## Текст для чтения:

—————

Но я не уехал и, стоя в отдалении, ждал Ильича. Вскоре он вышел и, не замечая меня, медленно пошел по Мясницкой улице в сторону Кремля. Я следовал за ним на расстоянии, не выпуская его из виду.
Идет по улице Владимир Ильич, смотрит по сторонам, останавливается у витрин магазинов, у объявлений и театральных афиш. Прохожие не замечают его.
Двое мужчин остановились, и я услышал голос:
– Смотри – никак Ленин! – и глядят ему, вслед. – Ей-богу, Ленин!
А Владимир Ильич все шел и шел не торопясь. Так и дошел он до ворот Кремля и исчез во тьме.
А на следующий день он делился впечатлениями о вчерашней ночной прогулке: с удовольствием погулял.
Покушение на Ленина
…Шел 1918 год. Очень тревожное было время. Советская Россия жила лихорадочной и донельзя напряженной жизнью, – жизнью страны в первый год величайшей в мире революции.
В стране был жестокий голод. После только что закончившейся империалистической войны началась гражданская война. Рабочие и крестьяне, уставшие и изголодавшиеся, сражались на фронтах, отстаивая грудью завоевания Великой Октябрьской социалистической революции от контрреволюционных армий интервентов. Белогвардейцы бросали бомбы из-за угла, устраивали восстания, покушения. Их пули отняли у революции Володарского и Урицкого.

—————

## Выполните задания:
**a.** По какой улице и в какую сторону пошел Ильич, согласно тексту?
**b.** Выведите все записи в виде таблицы Markdown со столбцами «№» и «Запись»: в первом номер строки, во втором сама строка. Пустые строки пропустите.

Записи, перечисленные в наборе данных:
—————

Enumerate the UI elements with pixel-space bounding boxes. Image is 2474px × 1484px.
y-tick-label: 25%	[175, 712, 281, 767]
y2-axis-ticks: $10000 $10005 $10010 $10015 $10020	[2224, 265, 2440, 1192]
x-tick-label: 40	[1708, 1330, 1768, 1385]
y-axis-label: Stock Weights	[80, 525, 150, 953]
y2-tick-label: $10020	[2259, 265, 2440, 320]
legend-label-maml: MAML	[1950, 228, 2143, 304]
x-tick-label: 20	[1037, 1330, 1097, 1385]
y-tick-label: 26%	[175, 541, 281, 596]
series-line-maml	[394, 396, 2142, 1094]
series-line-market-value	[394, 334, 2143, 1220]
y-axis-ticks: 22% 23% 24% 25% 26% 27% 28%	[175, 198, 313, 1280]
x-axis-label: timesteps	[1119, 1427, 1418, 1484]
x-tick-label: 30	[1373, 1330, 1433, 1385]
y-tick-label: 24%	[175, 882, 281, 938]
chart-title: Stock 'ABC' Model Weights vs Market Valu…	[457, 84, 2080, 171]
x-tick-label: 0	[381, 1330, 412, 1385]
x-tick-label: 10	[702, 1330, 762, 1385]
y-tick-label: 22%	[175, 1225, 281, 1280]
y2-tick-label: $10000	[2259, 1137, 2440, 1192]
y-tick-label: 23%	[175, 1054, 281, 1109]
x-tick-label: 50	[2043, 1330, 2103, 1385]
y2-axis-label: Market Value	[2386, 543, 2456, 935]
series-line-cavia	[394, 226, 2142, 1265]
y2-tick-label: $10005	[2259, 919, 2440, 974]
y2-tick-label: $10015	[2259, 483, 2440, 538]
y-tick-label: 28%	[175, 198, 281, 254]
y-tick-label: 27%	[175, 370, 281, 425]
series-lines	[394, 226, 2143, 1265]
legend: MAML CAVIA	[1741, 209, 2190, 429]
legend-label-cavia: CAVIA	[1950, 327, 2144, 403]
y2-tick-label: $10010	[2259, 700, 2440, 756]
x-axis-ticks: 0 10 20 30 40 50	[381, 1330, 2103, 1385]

—————

## Ответы к заданиям:
**a.** По Мясницкой улице в сторону Кремля.

**b.**
| № | Запись |
|---|---|
| 1 | Enumerate the UI elements with pixel-space bounding boxes. Image is 2474px × 1484px. |
| 2 | y-tick-label: 25%	[175, 712, 281, 767] |
| 3 | y2-axis-ticks: $10000 $10005 $10010 $10015 $10020	[2224, 265, 2440, 1192] |
| 4 | x-tick-label: 40	[1708, 1330, 1768, 1385] |
| 5 | y-axis-label: Stock Weights	[80, 525, 150, 953] |
| 6 | y2-tick-label: $10020	[2259, 265, 2440, 320] |
| 7 | legend-label-maml: MAML	[1950, 228, 2143, 304] |
| 8 | x-tick-label: 20	[1037, 1330, 1097, 1385] |
| 9 | y-tick-label: 26%	[175, 541, 281, 596] |
| 10 | series-line-maml	[394, 396, 2142, 1094] |
| 11 | series-line-market-value	[394, 334, 2143, 1220] |
| 12 | y-axis-ticks: 22% 23% 24% 25% 26% 27% 28%	[175, 198, 313, 1280] |
| 13 | x-axis-label: timesteps	[1119, 1427, 1418, 1484] |
| 14 | x-tick-label: 30	[1373, 1330, 1433, 1385] |
| 15 | y-tick-label: 24%	[175, 882, 281, 938] |
| 16 | chart-title: Stock 'ABC' Model Weights vs Market Valu…	[457, 84, 2080, 171] |
| 17 | x-tick-label: 0	[381, 1330, 412, 1385] |
| 18 | x-tick-label: 10	[702, 1330, 762, 1385] |
| 19 | y-tick-label: 22%	[175, 1225, 281, 1280] |
| 20 | y2-tick-label: $10000	[2259, 1137, 2440, 1192] |
| 21 | y-tick-label: 23%	[175, 1054, 281, 1109] |
| 22 | x-tick-label: 50	[2043, 1330, 2103, 1385] |
| 23 | y2-axis-label: Market Value	[2386, 543, 2456, 935] |
| 24 | series-line-cavia	[394, 226, 2142, 1265] |
| 25 | y2-tick-label: $10005	[2259, 919, 2440, 974] |
| 26 | y2-tick-label: $10015	[2259, 483, 2440, 538] |
| 27 | y-tick-label: 28%	[175, 198, 281, 254] |
| 28 | y-tick-label: 27%	[175, 370, 281, 425] |
| 29 | series-lines	[394, 226, 2143, 1265] |
| 30 | legend: MAML CAVIA	[1741, 209, 2190, 429] |
| 31 | legend-label-cavia: CAVIA	[1950, 327, 2144, 403] |
| 32 | y2-tick-label: $10010	[2259, 700, 2440, 756] |
| 33 | x-axis-ticks: 0 10 20 30 40 50	[381, 1330, 2103, 1385] |